== Data in this exercise ==

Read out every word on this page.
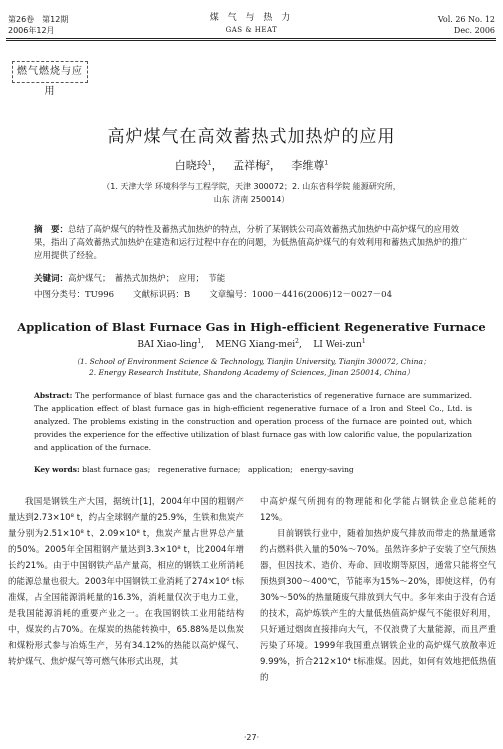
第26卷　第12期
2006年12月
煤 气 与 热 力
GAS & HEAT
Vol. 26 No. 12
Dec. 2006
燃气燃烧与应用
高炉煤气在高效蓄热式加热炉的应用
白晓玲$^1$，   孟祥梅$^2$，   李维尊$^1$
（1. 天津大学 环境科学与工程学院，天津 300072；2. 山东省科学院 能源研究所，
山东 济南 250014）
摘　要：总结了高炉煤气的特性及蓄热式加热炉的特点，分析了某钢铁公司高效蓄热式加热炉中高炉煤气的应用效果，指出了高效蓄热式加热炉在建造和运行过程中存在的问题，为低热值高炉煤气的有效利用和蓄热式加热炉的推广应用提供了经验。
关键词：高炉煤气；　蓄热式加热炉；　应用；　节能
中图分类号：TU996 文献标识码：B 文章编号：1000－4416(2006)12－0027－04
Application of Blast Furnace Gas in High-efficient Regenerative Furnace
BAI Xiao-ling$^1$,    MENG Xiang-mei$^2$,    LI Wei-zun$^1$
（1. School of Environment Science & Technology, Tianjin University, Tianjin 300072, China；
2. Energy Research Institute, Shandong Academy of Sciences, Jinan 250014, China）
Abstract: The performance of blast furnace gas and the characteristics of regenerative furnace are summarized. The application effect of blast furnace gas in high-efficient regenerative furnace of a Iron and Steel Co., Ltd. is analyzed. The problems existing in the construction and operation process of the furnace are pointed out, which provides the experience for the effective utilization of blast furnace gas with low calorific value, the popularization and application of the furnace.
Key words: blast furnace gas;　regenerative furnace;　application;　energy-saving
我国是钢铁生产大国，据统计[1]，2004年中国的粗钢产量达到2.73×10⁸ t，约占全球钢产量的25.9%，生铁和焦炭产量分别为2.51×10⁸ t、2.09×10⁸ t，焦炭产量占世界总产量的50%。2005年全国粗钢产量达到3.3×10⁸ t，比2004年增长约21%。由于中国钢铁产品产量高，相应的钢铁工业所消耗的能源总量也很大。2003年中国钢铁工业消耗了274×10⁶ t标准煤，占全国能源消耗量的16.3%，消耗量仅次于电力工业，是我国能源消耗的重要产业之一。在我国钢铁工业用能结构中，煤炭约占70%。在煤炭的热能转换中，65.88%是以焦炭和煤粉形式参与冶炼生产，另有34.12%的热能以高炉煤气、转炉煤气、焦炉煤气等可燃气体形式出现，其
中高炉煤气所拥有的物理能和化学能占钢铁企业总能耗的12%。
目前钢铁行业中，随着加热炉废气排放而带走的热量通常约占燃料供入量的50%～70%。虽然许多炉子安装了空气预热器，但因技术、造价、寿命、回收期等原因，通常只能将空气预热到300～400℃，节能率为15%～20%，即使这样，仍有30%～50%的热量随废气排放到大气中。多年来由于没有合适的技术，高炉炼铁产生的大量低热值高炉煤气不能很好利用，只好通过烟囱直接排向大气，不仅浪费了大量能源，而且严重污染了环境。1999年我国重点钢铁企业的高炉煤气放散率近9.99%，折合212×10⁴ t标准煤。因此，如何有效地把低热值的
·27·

--

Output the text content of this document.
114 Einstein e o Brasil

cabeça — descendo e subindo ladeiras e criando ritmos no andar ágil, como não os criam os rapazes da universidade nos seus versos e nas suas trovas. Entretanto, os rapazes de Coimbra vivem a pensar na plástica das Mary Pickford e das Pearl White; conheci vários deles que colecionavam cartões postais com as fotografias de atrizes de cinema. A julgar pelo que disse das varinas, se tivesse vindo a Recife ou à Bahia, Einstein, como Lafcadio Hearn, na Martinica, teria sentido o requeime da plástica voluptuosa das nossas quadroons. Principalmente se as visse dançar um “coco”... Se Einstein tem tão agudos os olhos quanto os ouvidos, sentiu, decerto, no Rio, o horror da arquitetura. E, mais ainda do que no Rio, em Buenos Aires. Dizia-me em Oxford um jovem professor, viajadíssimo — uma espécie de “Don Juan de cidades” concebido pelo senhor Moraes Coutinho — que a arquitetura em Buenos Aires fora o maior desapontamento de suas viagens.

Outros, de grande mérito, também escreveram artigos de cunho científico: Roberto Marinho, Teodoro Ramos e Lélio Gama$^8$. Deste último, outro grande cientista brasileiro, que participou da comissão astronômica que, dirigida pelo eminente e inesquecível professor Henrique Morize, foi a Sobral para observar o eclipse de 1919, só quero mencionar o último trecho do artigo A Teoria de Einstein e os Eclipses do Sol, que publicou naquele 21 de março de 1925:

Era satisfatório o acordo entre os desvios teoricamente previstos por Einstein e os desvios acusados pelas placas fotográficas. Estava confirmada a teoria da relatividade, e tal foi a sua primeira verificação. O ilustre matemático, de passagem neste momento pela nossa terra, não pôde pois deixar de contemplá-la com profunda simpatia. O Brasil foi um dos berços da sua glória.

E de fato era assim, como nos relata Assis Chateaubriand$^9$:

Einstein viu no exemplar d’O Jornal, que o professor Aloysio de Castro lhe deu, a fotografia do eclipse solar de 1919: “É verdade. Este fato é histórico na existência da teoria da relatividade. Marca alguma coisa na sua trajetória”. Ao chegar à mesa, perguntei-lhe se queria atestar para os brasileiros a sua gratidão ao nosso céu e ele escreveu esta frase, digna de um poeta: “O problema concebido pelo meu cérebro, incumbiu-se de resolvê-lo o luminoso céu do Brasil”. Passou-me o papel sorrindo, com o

==

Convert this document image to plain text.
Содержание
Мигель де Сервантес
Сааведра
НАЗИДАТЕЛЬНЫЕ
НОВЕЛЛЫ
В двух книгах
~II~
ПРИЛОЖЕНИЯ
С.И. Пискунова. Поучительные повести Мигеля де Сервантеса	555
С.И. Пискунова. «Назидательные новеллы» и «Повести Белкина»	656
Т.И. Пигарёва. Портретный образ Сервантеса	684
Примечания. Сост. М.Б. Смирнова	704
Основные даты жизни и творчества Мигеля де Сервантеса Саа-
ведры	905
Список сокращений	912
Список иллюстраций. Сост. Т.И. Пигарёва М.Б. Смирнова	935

== What you should do ==
Copy each line above containing the string "Пигарёва".

== Expected answer ==
Т.И. Пигарёва. Портретный образ Сервантеса	684
Список иллюстраций. Сост. Т.И. Пигарёва М.Б. Смирнова	935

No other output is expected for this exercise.